→ **What you are asked to do**
Filter the records below down to lines containing "pounds".

──────── Dataset excerpts

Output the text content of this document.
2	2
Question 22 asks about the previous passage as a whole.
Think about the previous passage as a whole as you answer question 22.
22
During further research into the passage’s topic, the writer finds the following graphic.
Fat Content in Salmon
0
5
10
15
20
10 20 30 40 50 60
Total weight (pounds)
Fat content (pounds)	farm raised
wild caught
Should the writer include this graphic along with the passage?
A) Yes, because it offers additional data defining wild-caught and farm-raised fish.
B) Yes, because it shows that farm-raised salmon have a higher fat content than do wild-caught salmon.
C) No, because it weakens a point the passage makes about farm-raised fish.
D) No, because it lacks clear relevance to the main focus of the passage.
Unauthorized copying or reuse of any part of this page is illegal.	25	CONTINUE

────────────────

→ **Task result**
Total weight (pounds)
Fat content (pounds)	farm raised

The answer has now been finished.